* BEGIN Provided data *
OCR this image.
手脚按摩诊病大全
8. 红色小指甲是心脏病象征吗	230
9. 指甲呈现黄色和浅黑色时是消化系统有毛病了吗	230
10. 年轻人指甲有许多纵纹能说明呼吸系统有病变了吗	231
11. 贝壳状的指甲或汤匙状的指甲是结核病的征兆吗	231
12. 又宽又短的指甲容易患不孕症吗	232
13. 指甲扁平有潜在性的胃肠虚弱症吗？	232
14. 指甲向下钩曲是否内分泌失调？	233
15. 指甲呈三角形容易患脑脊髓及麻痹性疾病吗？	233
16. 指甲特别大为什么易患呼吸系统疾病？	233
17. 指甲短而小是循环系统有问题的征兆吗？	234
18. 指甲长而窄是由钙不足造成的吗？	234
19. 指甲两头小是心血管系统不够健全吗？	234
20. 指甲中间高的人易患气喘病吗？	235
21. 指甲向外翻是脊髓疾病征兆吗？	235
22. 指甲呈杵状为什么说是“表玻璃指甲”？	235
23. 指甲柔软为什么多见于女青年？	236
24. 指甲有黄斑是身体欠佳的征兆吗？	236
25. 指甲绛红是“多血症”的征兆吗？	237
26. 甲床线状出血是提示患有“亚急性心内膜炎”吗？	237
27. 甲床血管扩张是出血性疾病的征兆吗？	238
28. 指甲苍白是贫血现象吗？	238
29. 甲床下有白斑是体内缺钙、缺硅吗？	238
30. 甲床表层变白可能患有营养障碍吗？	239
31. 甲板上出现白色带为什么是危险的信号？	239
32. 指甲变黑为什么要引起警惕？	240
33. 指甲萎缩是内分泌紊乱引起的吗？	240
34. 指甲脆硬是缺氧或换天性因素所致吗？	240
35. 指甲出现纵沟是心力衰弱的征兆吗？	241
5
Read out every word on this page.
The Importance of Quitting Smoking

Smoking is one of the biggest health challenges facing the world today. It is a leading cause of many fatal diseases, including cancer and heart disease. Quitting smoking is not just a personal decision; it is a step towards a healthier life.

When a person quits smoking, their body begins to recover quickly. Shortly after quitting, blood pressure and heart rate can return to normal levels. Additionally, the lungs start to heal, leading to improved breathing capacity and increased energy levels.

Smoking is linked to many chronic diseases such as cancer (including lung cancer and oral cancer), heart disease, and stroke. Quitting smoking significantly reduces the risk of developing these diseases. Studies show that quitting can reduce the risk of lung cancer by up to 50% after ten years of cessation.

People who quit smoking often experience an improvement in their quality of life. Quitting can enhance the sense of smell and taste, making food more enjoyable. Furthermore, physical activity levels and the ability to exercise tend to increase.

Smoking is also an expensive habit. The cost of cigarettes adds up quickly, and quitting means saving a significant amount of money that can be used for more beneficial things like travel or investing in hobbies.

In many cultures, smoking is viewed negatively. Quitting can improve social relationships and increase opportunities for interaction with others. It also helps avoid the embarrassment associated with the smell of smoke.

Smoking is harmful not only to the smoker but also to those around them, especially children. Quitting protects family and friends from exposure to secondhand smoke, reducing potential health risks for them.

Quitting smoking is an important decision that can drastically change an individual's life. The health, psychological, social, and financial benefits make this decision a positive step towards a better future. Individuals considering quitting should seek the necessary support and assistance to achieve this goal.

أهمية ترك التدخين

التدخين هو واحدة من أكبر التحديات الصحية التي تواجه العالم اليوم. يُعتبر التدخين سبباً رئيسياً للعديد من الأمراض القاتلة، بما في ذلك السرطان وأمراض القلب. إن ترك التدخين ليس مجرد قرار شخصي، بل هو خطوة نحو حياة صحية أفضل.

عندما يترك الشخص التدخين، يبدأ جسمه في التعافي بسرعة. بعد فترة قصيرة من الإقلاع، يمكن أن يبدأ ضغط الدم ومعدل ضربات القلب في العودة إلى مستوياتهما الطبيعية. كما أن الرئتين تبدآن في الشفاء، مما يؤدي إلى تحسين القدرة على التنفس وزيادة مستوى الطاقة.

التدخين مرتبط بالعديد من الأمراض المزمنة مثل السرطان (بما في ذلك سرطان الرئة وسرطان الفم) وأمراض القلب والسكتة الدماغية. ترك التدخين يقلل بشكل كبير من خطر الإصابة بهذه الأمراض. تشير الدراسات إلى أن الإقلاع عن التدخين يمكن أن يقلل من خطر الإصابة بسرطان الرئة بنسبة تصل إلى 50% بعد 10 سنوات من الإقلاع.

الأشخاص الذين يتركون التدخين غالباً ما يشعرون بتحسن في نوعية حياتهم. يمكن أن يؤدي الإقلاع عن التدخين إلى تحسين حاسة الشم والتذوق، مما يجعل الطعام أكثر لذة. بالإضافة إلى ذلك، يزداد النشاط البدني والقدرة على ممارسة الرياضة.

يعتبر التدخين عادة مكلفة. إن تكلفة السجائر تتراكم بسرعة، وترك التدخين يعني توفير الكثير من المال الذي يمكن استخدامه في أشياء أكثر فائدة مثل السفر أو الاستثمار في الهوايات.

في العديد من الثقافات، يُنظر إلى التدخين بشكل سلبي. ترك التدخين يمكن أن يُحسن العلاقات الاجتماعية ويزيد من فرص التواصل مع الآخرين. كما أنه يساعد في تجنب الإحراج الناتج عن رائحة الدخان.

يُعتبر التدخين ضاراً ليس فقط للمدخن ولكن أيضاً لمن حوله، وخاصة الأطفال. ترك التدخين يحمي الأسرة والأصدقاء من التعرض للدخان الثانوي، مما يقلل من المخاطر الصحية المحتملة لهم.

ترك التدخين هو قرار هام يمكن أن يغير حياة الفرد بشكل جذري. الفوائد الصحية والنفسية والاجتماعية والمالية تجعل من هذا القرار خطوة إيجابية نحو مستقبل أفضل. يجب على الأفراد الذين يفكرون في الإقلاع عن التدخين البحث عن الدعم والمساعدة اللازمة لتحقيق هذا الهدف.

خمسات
* END Provided data *
Exercise goal
Scan the data above; copy every line where "leading" appears.

Output
Smoking is one of the biggest health challenges facing the world today. It is a leading cause of many fatal diseases, including cancer and heart disease. Quitting smoking is not just a personal decision; it is a step towards a healthier life.
When a person quits smoking, their body begins to recover quickly. Shortly after quitting, blood pressure and heart rate can return to normal levels. Additionally, the lungs start to heal, leading to improved breathing capacity and increased energy levels.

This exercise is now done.